- Stated problem
Below are some records; repeat them all exactly, minus the pictures.

[Data excerpts]
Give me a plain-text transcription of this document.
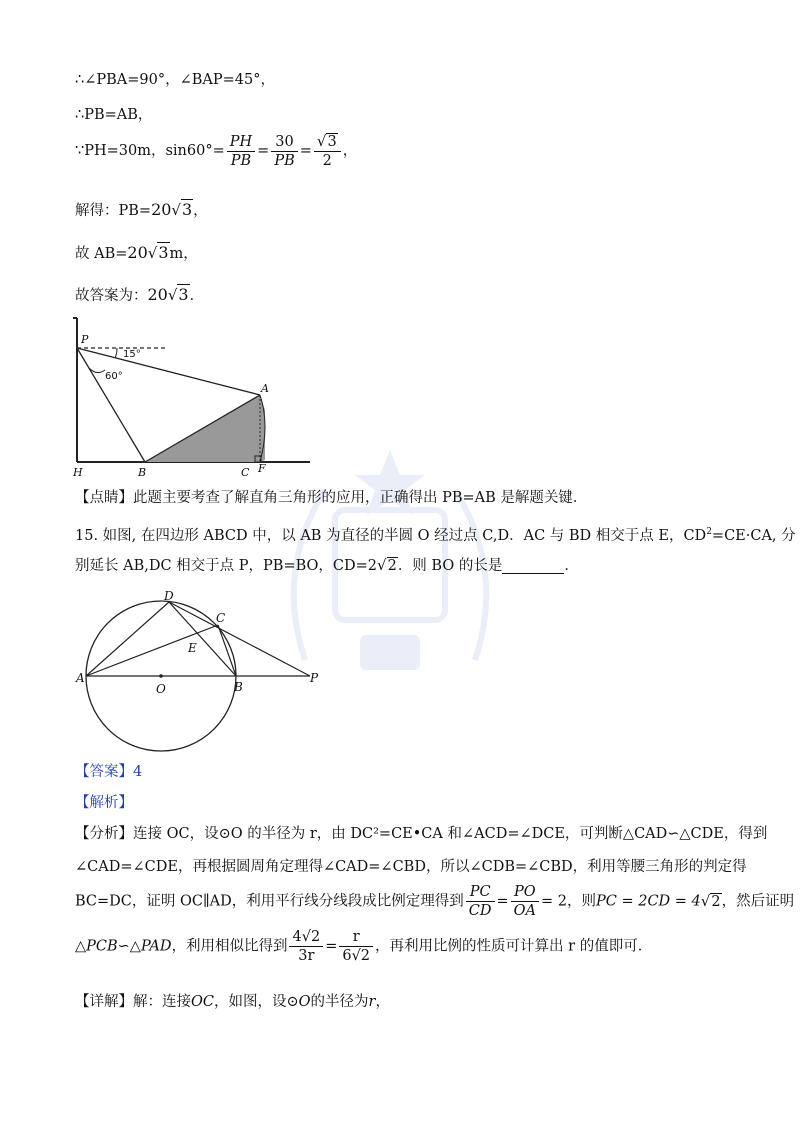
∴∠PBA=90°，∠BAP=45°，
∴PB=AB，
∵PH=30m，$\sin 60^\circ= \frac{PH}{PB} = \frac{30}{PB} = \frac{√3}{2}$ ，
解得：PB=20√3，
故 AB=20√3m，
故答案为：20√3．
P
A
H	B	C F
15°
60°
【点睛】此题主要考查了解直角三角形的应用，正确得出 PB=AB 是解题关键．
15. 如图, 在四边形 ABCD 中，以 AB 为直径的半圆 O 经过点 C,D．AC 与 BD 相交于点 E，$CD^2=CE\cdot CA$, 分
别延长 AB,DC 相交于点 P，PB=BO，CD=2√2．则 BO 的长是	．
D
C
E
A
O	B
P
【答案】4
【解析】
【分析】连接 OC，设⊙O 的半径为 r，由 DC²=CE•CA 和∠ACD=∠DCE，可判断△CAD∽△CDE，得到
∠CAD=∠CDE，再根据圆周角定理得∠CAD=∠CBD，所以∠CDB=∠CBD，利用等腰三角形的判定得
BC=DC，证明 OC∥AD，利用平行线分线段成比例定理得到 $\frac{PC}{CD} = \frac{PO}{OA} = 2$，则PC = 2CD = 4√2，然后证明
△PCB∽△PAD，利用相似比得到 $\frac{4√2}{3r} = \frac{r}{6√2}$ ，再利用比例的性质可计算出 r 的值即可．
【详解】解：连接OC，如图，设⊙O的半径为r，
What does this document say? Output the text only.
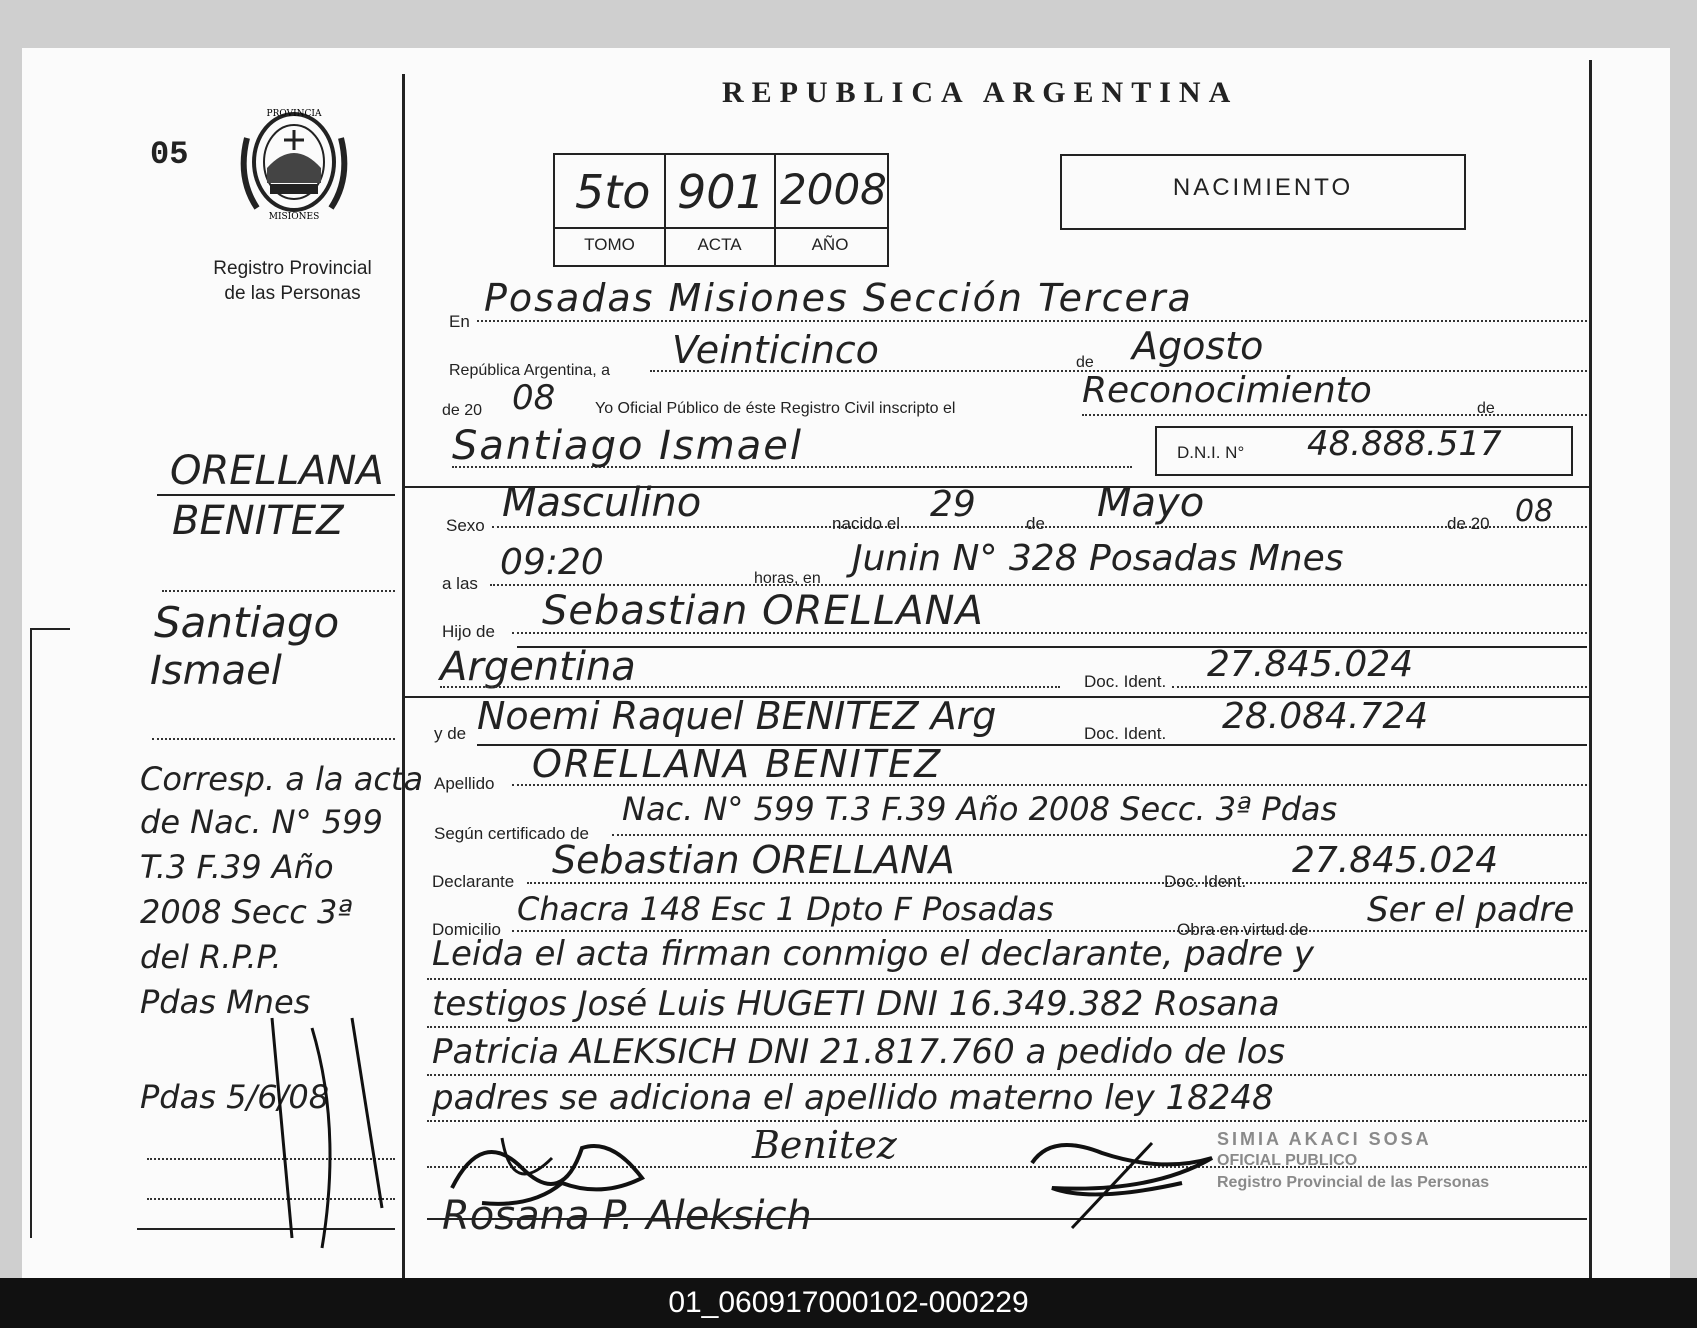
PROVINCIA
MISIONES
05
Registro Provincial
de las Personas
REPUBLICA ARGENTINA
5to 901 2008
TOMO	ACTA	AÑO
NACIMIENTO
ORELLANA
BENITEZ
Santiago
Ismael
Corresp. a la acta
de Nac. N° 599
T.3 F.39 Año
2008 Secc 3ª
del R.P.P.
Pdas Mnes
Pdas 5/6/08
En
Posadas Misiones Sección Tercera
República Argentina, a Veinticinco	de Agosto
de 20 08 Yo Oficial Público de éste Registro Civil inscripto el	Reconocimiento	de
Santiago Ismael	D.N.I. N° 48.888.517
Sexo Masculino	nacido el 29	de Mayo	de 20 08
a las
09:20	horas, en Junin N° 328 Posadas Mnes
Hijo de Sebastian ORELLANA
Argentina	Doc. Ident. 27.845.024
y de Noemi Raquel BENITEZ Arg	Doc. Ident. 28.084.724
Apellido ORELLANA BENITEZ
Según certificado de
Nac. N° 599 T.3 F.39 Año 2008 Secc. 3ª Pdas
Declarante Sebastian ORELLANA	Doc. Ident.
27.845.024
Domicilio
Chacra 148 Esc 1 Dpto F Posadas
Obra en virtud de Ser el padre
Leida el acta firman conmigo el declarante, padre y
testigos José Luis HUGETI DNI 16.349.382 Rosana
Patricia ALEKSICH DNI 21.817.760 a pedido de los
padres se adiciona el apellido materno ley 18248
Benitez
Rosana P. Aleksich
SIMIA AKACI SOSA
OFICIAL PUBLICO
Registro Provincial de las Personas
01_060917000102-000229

- Solution to the exercise
Give me a plain-text transcription of this document.
∴∠PBA=90°，∠BAP=45°，
∴PB=AB，
∵PH=30m，$\sin 60^\circ= \frac{PH}{PB} = \frac{30}{PB} = \frac{√3}{2}$ ，
解得：PB=20√3，
故 AB=20√3m，
故答案为：20√3．
P
A
H	B	C F
15°
60°
【点睛】此题主要考查了解直角三角形的应用，正确得出 PB=AB 是解题关键．
15. 如图, 在四边形 ABCD 中，以 AB 为直径的半圆 O 经过点 C,D．AC 与 BD 相交于点 E，$CD^2=CE\cdot CA$, 分
别延长 AB,DC 相交于点 P，PB=BO，CD=2√2．则 BO 的长是	．
D
C
E
A
O	B
P
【答案】4
【解析】
【分析】连接 OC，设⊙O 的半径为 r，由 DC²=CE•CA 和∠ACD=∠DCE，可判断△CAD∽△CDE，得到
∠CAD=∠CDE，再根据圆周角定理得∠CAD=∠CBD，所以∠CDB=∠CBD，利用等腰三角形的判定得
BC=DC，证明 OC∥AD，利用平行线分线段成比例定理得到 $\frac{PC}{CD} = \frac{PO}{OA} = 2$，则PC = 2CD = 4√2，然后证明
△PCB∽△PAD，利用相似比得到 $\frac{4√2}{3r} = \frac{r}{6√2}$ ，再利用比例的性质可计算出 r 的值即可．
【详解】解：连接OC，如图，设⊙O的半径为r，
What does this document say? Output the text only.
PROVINCIA
MISIONES
05
Registro Provincial
de las Personas
REPUBLICA ARGENTINA
5to 901 2008
TOMO	ACTA	AÑO
NACIMIENTO
ORELLANA
BENITEZ
Santiago
Ismael
Corresp. a la acta
de Nac. N° 599
T.3 F.39 Año
2008 Secc 3ª
del R.P.P.
Pdas Mnes
Pdas 5/6/08
En
Posadas Misiones Sección Tercera
República Argentina, a Veinticinco	de Agosto
de 20 08 Yo Oficial Público de éste Registro Civil inscripto el	Reconocimiento	de
Santiago Ismael	D.N.I. N° 48.888.517
Sexo Masculino	nacido el 29	de Mayo	de 20 08
a las
09:20	horas, en Junin N° 328 Posadas Mnes
Hijo de Sebastian ORELLANA
Argentina	Doc. Ident. 27.845.024
y de Noemi Raquel BENITEZ Arg	Doc. Ident. 28.084.724
Apellido ORELLANA BENITEZ
Según certificado de
Nac. N° 599 T.3 F.39 Año 2008 Secc. 3ª Pdas
Declarante Sebastian ORELLANA	Doc. Ident.
27.845.024
Domicilio
Chacra 148 Esc 1 Dpto F Posadas
Obra en virtud de Ser el padre
Leida el acta firman conmigo el declarante, padre y
testigos José Luis HUGETI DNI 16.349.382 Rosana
Patricia ALEKSICH DNI 21.817.760 a pedido de los
padres se adiciona el apellido materno ley 18248
Benitez
Rosana P. Aleksich
SIMIA AKACI SOSA
OFICIAL PUBLICO
Registro Provincial de las Personas
01_060917000102-000229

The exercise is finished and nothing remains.